Instructions for the task: List all lines of the data that include the string "take".

Items:

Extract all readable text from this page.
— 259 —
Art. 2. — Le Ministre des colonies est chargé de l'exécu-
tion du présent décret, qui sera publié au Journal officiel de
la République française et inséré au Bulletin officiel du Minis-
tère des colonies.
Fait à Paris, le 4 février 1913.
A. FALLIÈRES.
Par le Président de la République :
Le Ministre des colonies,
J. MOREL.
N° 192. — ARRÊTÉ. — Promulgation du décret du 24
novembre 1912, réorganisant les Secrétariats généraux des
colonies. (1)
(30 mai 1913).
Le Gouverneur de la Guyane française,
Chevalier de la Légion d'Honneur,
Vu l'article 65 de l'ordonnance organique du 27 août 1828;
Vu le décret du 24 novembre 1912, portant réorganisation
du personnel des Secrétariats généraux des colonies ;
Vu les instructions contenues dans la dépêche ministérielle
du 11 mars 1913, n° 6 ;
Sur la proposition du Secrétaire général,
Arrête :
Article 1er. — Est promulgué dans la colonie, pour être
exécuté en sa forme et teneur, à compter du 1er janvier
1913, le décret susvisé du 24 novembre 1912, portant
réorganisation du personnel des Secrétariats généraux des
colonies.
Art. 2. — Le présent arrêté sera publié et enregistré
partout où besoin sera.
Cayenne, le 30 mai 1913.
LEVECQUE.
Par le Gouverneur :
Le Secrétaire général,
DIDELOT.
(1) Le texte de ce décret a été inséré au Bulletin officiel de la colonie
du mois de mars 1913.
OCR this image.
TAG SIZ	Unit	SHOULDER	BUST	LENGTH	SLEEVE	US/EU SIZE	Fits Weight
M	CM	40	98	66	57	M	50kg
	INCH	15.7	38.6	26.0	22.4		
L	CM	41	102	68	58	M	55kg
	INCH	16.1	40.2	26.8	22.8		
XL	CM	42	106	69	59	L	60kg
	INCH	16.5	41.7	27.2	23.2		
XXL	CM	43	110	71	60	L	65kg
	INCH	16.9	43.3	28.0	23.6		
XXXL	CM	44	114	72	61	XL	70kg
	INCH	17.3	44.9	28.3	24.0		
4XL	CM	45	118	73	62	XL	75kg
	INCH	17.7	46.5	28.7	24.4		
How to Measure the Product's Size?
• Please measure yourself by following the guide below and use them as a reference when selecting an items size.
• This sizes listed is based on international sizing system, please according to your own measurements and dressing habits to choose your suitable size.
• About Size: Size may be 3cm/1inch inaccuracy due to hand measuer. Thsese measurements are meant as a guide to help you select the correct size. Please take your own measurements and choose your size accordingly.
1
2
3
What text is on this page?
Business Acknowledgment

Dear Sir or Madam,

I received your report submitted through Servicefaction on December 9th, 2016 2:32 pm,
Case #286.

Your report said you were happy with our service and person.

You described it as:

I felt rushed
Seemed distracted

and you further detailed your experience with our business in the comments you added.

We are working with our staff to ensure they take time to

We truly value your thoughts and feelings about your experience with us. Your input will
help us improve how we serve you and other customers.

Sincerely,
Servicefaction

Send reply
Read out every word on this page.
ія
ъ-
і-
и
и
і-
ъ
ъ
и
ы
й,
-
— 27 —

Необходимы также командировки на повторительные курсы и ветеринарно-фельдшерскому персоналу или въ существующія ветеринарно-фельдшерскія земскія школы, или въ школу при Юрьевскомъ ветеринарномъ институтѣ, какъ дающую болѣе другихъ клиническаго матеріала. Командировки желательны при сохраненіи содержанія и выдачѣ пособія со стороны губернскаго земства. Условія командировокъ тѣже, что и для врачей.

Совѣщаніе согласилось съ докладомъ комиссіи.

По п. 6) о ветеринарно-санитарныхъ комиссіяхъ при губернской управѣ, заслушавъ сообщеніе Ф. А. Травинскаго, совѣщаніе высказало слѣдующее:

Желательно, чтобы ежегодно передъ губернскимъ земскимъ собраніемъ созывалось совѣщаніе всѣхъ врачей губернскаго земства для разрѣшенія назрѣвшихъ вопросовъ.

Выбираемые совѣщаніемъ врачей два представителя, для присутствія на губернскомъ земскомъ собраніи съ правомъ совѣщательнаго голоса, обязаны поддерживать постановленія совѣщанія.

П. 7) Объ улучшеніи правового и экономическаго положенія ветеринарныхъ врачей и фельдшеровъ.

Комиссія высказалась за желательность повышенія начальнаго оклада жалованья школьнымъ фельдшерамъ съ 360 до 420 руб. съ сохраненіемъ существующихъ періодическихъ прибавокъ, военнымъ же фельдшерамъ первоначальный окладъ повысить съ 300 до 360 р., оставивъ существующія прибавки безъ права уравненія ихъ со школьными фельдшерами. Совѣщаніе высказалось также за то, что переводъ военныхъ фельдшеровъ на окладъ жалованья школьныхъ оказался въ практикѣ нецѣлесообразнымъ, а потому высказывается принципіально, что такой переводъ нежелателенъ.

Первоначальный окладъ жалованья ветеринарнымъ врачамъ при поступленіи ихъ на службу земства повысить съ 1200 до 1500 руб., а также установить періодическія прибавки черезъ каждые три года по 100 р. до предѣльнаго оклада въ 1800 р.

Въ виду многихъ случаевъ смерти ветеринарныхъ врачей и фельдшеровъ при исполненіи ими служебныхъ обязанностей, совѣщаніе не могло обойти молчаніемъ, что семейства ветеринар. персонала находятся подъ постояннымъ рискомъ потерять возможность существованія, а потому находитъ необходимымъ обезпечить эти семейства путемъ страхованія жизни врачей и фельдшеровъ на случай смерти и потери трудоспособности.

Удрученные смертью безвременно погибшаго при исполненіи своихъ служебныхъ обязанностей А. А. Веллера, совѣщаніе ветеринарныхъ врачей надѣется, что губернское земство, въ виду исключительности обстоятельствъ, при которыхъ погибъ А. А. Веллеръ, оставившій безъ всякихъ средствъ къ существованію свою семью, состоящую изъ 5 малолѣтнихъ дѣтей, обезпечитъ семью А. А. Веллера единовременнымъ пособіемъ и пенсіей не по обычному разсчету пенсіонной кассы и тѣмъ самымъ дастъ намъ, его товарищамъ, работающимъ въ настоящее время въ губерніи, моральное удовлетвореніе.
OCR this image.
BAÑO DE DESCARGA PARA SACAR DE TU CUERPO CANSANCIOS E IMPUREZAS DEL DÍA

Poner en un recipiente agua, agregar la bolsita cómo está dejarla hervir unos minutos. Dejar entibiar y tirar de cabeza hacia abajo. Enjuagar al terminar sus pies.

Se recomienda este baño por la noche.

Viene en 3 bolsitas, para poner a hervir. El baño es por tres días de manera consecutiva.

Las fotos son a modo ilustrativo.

Solution:
• About Size: Size may be 3cm/1inch inaccuracy due to hand measuer. Thsese measurements are meant as a guide to help you select the correct size. Please take your own measurements and choose your size accordingly.
We are working with our staff to ensure they take time to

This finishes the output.